§ Request:
Wherever the word "structured" appears in a line, copy that line.

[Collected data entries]
* Start *

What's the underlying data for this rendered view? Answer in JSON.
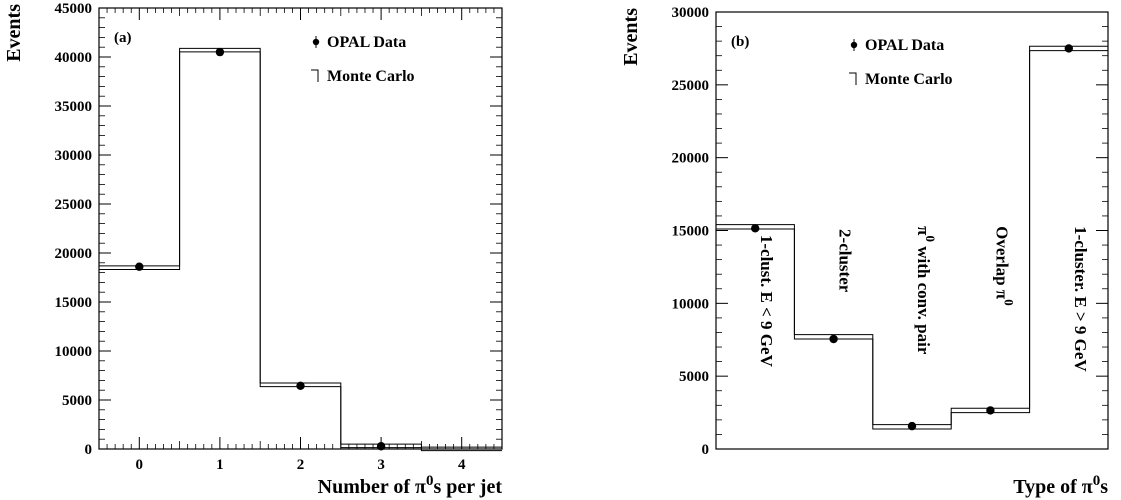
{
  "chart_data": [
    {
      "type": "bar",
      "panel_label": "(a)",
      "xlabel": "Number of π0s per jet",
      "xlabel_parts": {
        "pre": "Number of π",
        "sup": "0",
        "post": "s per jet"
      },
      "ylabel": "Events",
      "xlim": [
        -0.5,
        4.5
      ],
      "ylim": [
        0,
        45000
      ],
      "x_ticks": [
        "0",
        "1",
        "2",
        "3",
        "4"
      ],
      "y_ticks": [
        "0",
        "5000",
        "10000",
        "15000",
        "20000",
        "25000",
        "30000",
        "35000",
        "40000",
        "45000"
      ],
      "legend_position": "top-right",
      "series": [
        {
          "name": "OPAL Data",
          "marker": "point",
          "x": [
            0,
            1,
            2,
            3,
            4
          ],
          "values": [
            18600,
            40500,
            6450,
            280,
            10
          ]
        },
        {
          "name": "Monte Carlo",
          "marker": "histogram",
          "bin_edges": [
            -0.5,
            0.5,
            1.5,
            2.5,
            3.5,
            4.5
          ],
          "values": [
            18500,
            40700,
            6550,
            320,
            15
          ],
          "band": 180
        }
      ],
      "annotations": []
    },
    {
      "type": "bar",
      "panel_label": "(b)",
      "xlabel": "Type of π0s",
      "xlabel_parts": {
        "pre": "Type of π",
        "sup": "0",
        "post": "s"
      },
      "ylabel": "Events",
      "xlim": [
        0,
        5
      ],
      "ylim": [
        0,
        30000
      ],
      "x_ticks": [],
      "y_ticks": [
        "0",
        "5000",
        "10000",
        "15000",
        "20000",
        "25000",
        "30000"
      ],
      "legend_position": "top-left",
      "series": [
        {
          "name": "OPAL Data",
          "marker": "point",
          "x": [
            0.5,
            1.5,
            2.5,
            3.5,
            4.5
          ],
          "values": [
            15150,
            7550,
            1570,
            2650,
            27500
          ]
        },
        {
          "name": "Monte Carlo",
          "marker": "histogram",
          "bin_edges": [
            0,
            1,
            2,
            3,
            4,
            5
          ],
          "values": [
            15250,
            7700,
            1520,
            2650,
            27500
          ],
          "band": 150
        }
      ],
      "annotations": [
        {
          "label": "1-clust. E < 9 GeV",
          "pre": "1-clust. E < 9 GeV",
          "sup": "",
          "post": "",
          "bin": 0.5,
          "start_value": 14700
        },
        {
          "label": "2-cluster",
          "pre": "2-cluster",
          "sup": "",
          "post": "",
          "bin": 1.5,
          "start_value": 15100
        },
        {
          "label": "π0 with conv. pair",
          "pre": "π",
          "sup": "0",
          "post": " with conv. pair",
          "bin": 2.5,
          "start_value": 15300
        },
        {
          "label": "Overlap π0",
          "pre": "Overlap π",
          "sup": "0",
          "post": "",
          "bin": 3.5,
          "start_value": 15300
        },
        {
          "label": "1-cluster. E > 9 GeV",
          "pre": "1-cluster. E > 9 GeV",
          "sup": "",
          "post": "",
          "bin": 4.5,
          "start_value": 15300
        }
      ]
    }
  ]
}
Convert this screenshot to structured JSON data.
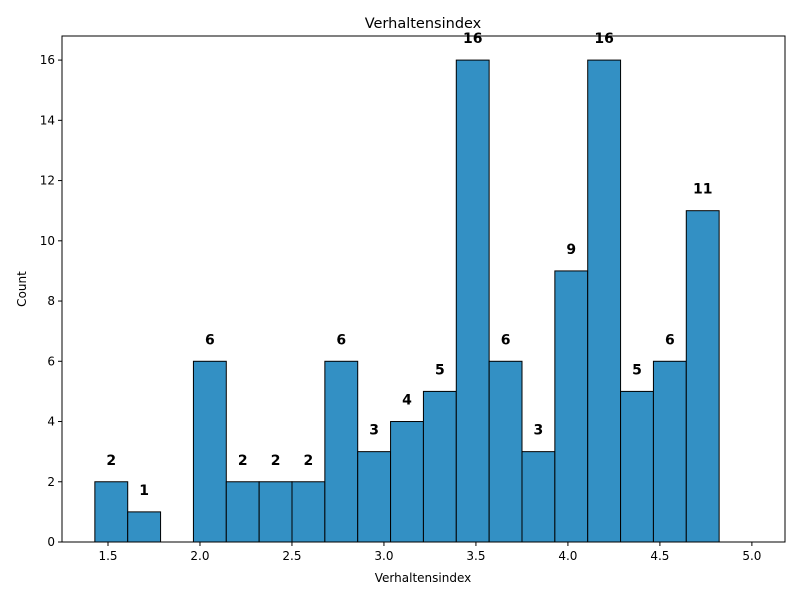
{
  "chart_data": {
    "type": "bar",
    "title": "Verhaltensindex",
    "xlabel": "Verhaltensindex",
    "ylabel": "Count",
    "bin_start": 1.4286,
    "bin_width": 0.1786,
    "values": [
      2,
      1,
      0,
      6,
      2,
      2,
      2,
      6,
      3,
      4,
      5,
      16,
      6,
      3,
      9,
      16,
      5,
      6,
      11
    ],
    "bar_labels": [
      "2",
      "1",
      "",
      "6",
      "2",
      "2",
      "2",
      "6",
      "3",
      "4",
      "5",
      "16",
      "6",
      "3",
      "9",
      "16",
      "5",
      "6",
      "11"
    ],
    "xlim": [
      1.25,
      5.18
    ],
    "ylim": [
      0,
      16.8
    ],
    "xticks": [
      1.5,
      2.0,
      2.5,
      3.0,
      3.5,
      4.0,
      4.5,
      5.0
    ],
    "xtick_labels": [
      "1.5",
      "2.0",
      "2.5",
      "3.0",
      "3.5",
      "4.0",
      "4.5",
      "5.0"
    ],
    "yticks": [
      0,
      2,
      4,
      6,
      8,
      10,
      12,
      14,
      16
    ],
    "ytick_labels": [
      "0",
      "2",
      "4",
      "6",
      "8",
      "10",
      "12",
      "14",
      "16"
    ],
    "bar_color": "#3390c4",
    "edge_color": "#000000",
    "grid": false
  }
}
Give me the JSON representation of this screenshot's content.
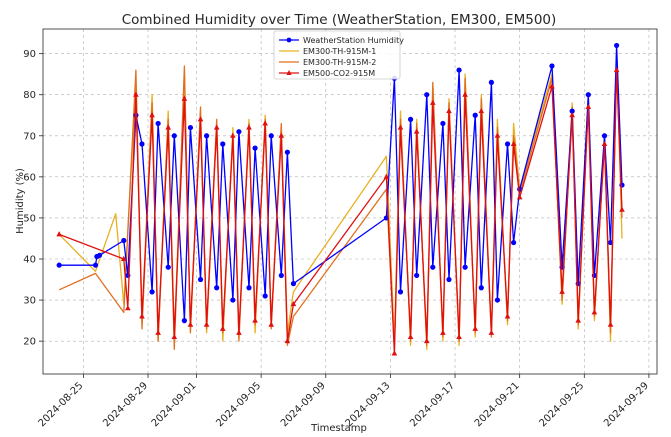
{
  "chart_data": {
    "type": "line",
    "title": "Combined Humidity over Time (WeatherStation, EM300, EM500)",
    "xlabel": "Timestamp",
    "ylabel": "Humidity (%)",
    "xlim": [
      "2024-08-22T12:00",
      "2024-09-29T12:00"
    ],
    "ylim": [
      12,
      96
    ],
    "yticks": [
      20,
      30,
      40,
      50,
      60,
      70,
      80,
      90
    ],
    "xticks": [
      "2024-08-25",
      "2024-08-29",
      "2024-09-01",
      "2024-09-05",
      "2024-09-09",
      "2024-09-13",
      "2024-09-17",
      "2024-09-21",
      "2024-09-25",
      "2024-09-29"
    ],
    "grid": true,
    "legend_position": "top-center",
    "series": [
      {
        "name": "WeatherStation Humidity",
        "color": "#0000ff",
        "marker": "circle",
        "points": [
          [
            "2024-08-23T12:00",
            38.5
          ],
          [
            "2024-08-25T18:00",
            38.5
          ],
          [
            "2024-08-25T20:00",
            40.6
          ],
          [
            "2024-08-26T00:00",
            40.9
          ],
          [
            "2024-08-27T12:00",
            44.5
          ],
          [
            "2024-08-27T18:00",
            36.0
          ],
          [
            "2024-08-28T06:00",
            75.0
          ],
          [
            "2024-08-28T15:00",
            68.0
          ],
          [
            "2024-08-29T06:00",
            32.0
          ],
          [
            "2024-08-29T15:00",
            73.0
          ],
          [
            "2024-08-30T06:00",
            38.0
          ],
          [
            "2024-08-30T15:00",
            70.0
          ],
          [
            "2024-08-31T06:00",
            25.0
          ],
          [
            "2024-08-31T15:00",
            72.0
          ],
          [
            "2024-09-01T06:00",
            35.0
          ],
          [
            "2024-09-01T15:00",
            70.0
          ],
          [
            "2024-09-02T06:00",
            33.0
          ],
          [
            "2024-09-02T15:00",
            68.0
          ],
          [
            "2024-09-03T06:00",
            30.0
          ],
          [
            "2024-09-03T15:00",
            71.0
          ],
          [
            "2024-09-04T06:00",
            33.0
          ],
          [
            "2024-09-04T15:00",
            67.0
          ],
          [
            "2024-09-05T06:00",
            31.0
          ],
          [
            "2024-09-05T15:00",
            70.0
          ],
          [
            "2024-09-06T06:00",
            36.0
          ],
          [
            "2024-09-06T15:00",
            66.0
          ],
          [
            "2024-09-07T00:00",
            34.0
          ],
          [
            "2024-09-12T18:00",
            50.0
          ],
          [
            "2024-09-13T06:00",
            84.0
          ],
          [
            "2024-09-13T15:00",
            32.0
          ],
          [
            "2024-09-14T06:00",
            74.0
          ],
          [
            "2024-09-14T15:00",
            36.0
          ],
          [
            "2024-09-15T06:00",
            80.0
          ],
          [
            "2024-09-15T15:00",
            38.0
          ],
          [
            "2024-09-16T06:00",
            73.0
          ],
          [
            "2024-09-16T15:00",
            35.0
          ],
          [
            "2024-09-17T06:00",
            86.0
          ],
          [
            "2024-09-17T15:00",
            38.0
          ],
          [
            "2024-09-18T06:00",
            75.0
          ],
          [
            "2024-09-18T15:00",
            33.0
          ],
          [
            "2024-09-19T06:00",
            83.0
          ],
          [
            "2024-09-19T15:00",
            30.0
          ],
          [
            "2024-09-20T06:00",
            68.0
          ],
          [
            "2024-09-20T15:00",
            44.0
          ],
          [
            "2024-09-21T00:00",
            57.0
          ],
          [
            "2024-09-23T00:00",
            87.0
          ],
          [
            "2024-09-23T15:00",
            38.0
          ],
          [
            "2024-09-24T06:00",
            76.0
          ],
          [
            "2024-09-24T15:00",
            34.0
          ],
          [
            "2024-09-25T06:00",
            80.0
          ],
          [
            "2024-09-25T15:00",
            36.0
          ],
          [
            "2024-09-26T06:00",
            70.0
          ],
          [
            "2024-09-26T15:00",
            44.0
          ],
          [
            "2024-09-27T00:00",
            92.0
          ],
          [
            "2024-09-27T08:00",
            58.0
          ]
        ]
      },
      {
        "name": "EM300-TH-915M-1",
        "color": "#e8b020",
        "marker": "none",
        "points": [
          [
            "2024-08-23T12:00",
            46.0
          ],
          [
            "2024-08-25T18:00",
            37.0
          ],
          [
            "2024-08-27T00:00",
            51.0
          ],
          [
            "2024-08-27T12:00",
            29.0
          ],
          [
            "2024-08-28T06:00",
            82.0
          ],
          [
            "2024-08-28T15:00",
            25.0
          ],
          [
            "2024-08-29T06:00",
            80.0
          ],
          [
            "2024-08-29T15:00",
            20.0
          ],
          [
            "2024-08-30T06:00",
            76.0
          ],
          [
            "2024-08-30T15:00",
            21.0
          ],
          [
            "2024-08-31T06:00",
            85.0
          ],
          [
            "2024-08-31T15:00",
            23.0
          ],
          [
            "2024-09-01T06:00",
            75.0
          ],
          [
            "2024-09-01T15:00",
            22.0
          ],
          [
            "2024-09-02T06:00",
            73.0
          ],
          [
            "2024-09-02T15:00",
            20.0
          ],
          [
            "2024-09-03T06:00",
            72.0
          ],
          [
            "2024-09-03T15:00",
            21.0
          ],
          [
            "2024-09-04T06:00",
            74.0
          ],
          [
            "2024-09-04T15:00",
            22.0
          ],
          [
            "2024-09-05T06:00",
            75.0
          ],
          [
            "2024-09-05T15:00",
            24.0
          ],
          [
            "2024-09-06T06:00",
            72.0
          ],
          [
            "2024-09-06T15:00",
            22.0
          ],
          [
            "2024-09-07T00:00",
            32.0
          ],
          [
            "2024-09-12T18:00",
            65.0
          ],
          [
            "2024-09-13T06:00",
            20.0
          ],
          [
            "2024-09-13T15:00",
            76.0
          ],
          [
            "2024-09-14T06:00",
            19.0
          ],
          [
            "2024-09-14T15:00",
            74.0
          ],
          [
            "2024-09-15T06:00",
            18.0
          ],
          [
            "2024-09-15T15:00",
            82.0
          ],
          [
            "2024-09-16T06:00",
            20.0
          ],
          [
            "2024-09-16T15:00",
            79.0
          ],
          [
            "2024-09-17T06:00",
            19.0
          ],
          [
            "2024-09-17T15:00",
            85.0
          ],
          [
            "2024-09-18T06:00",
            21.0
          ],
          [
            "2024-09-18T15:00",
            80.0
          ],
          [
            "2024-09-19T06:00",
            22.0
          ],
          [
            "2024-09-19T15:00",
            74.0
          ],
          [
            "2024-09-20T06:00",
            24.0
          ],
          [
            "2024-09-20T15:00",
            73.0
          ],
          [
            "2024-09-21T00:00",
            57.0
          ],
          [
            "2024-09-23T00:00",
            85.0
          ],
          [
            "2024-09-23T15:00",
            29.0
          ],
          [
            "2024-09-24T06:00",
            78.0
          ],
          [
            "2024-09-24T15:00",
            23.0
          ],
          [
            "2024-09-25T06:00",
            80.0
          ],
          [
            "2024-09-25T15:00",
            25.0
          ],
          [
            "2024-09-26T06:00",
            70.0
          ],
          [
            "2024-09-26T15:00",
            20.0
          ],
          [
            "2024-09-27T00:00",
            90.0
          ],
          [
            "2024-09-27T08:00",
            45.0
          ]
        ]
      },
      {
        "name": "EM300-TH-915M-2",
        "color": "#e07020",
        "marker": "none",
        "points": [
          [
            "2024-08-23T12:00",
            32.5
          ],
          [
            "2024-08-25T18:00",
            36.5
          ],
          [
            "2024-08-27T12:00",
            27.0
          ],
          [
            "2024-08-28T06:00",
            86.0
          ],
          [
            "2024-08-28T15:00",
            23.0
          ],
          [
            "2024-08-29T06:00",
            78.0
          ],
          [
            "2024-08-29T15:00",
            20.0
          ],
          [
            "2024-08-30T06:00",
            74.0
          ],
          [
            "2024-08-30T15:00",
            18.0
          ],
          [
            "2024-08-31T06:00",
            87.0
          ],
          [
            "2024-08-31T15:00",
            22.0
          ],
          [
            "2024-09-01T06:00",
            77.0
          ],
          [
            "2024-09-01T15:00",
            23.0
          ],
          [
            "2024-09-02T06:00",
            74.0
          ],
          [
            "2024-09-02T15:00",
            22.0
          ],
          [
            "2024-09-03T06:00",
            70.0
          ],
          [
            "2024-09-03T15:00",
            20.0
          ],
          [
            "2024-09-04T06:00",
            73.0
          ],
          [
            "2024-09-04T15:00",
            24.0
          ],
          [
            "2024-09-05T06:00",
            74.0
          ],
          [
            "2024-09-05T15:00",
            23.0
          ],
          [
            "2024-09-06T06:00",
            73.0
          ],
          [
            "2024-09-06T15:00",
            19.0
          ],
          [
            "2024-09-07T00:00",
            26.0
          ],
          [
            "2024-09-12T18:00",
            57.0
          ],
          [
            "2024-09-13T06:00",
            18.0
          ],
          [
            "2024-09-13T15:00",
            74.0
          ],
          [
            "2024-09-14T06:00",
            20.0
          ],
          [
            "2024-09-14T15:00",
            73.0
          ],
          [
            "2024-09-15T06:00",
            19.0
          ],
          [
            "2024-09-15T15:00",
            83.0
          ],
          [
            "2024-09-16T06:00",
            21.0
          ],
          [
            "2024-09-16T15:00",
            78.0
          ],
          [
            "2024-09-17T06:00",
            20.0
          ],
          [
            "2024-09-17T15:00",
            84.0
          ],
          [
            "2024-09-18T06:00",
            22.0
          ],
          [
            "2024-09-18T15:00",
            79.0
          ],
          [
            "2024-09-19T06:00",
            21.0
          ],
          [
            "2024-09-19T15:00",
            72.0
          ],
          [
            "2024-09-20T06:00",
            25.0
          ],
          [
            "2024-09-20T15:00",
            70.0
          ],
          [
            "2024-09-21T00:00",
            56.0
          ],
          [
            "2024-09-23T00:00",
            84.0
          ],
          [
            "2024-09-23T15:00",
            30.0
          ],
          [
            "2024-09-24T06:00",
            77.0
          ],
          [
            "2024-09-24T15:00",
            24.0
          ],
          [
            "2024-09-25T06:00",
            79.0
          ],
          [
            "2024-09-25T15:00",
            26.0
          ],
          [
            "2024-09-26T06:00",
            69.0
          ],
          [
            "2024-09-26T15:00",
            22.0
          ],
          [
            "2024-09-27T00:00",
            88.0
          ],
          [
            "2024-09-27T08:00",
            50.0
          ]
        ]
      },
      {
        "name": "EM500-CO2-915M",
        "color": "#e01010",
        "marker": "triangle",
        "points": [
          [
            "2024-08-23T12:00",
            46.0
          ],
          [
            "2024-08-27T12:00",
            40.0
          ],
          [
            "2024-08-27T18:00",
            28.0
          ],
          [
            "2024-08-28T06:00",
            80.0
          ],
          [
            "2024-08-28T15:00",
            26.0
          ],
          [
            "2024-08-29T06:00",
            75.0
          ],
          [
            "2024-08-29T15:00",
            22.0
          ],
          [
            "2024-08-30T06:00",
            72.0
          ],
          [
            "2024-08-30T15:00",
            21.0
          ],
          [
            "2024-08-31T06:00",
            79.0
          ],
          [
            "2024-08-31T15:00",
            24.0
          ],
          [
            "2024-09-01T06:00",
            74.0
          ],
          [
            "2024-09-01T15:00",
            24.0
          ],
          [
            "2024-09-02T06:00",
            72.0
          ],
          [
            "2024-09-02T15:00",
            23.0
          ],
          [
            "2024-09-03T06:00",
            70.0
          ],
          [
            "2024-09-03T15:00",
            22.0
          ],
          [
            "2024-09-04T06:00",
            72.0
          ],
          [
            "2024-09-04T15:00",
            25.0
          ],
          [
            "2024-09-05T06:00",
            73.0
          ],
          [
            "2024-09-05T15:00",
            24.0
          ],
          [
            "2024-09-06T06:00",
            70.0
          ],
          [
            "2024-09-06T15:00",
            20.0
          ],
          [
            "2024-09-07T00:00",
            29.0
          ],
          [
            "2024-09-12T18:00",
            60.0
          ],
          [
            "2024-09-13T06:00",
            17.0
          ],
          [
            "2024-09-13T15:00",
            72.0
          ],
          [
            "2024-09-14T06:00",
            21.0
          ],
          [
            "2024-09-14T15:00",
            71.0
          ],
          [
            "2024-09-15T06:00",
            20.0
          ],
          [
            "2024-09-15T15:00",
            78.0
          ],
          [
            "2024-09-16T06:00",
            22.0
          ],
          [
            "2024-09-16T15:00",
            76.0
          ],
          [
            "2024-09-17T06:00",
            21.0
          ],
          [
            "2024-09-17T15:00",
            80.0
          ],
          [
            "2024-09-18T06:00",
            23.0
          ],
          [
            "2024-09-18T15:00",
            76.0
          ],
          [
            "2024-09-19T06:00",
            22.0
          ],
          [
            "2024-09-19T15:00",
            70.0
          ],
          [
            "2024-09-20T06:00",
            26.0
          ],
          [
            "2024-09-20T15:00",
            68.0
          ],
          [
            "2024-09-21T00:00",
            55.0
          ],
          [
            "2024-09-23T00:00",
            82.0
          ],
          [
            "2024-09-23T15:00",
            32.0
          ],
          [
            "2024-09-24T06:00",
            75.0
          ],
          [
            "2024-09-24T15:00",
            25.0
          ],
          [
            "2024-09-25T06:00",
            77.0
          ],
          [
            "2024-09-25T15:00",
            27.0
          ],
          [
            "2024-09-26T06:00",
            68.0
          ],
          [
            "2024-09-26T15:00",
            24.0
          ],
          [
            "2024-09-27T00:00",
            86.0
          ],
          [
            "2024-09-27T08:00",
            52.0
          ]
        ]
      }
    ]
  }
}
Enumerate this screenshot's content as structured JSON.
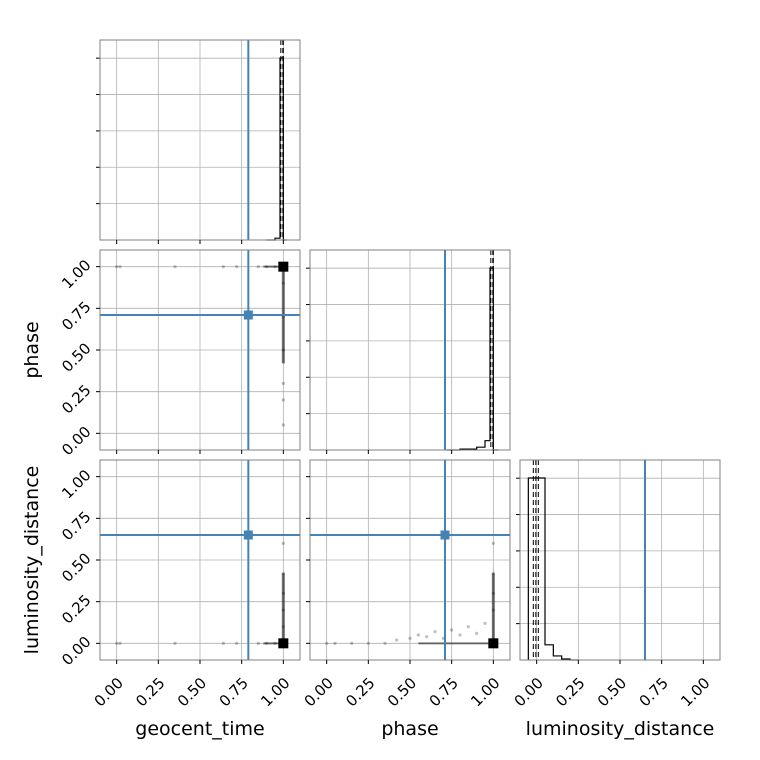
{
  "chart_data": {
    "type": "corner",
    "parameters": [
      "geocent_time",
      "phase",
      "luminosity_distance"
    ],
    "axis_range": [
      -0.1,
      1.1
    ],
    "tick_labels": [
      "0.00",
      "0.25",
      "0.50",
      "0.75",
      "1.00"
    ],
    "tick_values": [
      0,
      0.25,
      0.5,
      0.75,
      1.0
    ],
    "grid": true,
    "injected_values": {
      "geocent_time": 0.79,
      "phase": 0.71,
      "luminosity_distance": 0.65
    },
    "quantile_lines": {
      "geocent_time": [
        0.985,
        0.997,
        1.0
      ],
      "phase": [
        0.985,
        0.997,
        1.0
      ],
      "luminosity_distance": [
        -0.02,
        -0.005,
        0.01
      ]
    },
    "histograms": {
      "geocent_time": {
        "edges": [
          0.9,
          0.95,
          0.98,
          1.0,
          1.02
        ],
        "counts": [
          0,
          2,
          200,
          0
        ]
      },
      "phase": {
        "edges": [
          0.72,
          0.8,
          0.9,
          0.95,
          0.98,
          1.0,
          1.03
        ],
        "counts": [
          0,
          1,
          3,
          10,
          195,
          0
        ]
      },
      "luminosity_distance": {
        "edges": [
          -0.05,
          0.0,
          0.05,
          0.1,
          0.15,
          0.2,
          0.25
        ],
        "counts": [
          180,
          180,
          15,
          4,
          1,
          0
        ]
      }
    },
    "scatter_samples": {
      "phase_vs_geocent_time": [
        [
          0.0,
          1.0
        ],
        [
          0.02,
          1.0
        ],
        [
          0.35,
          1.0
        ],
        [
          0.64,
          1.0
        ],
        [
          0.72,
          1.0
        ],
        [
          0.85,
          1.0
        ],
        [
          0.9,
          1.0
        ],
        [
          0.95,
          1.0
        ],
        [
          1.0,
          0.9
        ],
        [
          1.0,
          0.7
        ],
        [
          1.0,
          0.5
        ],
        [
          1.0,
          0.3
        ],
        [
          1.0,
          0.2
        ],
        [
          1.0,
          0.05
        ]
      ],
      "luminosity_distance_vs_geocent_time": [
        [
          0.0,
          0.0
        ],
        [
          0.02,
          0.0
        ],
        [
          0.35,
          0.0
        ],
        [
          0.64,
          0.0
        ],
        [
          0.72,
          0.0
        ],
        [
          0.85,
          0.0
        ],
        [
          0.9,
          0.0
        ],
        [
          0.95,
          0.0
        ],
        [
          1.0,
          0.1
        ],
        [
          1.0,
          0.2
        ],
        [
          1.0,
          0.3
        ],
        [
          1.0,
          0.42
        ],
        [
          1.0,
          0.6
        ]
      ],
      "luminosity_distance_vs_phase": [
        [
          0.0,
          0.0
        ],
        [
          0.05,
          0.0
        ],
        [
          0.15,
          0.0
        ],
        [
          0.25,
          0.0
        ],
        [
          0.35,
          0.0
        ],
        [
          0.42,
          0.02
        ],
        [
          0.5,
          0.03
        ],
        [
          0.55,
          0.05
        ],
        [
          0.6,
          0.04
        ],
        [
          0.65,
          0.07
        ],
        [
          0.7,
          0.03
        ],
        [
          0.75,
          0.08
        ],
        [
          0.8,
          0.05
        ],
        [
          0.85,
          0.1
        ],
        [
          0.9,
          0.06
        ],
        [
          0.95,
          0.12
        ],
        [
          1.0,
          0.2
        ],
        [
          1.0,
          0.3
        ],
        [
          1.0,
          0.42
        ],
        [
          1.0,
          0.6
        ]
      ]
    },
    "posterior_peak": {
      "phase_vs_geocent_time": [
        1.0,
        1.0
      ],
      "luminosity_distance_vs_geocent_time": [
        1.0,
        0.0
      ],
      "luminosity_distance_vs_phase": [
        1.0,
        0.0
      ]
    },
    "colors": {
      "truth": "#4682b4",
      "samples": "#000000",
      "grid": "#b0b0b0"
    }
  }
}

* End *

§ Solution to this exercise:
Convert this screenshot to structured JSON data.
Enumerate this screenshot's content as structured JSON.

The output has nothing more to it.